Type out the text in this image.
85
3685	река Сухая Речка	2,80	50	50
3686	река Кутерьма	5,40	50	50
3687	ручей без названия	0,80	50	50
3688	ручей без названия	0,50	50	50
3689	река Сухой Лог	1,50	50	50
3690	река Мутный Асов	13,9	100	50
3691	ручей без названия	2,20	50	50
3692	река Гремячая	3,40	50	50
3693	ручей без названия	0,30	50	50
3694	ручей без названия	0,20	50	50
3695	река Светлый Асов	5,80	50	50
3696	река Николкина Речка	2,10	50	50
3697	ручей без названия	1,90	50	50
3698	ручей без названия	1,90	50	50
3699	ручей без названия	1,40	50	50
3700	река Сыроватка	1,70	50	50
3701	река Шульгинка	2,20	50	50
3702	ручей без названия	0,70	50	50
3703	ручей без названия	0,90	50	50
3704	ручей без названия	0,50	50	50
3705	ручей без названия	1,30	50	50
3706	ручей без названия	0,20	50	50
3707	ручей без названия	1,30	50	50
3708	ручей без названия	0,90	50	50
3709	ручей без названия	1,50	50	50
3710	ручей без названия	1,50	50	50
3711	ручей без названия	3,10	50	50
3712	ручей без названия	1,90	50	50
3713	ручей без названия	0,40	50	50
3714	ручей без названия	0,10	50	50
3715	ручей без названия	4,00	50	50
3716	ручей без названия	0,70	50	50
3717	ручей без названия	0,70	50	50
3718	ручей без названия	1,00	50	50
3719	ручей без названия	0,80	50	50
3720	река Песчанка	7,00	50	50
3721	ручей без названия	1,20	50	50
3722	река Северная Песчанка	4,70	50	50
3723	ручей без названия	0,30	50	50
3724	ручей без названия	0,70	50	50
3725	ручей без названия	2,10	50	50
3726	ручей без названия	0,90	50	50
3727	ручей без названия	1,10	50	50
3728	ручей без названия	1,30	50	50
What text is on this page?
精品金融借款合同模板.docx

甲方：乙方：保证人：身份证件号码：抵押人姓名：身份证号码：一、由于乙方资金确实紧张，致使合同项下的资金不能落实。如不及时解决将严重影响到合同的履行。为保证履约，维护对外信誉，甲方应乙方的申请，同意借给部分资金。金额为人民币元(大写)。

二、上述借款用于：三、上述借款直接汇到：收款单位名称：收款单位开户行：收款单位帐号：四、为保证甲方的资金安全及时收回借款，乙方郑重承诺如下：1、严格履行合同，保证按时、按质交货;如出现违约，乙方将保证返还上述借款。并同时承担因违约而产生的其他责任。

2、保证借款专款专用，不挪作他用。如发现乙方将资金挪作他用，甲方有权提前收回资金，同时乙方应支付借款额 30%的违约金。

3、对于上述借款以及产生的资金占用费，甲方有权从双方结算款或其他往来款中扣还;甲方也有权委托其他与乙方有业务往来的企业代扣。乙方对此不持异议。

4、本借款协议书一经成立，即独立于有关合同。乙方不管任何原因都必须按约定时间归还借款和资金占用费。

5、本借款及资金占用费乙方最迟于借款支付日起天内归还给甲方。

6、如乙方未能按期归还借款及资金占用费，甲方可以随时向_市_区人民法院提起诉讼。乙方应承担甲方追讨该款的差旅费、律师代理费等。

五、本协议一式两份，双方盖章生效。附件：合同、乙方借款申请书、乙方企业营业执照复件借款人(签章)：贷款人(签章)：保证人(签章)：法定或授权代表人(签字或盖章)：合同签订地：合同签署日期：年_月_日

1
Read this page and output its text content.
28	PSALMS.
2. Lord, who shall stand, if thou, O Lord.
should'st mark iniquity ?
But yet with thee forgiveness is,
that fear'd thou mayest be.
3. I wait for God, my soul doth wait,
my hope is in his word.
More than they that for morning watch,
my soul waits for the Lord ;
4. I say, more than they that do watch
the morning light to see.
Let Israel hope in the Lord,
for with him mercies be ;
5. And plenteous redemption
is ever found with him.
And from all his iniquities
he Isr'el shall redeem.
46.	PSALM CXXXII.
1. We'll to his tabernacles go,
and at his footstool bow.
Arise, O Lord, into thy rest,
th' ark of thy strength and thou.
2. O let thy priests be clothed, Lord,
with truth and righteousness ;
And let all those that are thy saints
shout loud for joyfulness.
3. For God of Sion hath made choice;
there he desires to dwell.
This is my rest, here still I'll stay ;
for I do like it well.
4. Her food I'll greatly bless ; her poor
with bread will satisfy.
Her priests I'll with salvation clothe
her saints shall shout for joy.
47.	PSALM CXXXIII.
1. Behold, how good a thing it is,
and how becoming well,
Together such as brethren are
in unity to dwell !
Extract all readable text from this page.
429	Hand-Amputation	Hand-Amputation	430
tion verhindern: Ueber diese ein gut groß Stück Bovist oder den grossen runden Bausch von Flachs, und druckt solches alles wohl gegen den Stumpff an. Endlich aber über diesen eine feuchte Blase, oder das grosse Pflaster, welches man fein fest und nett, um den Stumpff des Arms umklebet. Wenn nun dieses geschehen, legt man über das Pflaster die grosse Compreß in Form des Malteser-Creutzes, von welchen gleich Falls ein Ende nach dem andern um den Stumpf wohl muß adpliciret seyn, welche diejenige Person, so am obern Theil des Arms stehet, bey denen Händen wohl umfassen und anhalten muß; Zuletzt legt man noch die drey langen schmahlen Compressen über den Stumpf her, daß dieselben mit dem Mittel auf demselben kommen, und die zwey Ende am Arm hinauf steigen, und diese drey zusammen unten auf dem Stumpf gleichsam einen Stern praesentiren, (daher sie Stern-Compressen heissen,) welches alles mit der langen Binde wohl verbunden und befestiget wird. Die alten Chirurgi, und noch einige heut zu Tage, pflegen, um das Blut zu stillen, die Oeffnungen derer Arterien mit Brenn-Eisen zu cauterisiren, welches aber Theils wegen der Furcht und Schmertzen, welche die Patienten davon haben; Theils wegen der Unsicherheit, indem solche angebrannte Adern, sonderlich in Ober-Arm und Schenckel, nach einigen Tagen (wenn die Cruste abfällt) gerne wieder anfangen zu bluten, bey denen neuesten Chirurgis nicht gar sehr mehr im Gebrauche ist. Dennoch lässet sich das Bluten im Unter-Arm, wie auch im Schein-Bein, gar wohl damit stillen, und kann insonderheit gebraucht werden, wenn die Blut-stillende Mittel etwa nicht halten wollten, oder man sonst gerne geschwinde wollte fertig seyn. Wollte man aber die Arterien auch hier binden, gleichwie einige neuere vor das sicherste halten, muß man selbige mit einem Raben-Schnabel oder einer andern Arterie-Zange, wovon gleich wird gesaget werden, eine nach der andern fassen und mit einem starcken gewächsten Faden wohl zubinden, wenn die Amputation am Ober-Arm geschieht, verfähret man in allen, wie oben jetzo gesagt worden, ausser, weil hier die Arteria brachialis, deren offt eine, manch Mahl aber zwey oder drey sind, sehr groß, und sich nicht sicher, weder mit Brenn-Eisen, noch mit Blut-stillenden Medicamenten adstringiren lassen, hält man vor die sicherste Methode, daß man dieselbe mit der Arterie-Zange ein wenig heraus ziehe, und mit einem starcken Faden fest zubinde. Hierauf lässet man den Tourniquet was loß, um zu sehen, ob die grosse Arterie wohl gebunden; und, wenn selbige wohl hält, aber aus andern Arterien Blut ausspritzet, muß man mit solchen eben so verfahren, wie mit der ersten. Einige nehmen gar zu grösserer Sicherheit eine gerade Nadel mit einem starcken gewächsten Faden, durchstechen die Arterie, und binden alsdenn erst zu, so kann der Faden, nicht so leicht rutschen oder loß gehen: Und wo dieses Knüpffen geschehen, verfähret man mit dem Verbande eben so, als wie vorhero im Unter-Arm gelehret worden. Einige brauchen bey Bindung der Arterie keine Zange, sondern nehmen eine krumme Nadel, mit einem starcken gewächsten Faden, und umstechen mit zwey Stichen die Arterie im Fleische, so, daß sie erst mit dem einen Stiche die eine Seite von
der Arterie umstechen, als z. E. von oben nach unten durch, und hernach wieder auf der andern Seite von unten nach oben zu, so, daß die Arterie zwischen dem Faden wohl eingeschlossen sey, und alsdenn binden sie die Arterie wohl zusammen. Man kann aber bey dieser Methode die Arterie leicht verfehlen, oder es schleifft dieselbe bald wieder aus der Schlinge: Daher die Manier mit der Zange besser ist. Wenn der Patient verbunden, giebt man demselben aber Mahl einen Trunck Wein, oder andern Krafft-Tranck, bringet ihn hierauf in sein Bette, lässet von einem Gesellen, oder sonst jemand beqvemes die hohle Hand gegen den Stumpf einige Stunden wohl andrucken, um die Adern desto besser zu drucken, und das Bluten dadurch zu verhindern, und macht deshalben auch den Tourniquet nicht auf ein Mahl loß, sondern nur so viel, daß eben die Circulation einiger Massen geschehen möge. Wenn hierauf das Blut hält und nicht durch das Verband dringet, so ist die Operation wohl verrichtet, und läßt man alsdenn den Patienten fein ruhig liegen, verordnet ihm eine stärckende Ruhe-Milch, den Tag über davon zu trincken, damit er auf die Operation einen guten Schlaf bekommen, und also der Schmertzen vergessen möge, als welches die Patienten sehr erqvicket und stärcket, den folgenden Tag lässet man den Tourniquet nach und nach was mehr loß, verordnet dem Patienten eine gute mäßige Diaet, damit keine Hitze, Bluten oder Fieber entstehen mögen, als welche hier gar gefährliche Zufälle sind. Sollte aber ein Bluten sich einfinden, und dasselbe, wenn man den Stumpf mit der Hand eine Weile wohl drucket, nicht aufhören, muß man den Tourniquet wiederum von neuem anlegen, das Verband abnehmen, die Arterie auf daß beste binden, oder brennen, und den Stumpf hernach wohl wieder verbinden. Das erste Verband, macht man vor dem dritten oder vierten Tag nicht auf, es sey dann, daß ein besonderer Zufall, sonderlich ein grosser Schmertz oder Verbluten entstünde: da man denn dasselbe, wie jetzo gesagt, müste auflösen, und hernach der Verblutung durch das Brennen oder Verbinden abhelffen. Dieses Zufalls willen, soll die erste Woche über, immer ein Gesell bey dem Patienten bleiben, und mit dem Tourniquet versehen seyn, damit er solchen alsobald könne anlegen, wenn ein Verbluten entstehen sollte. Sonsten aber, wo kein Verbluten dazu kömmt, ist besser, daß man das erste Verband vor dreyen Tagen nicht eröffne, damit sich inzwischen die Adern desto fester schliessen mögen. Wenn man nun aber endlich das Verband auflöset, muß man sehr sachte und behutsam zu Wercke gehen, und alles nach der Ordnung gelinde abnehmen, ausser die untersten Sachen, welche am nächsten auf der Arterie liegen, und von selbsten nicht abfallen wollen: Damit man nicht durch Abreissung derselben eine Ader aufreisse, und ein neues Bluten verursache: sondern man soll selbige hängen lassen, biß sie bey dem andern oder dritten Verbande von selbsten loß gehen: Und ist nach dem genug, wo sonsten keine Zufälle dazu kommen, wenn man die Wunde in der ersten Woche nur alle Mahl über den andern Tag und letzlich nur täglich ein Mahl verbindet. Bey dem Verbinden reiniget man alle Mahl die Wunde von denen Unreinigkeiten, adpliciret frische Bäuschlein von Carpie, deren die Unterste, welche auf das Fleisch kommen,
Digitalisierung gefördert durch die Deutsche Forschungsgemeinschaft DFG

◆ ◆ ◆ ◆ ◆

Search the data above for the string "page" and copy each line that has it.

_TASK OUTPUT_:
What text is on this page?
Read this page and output its text content.
Extract all readable text from this page.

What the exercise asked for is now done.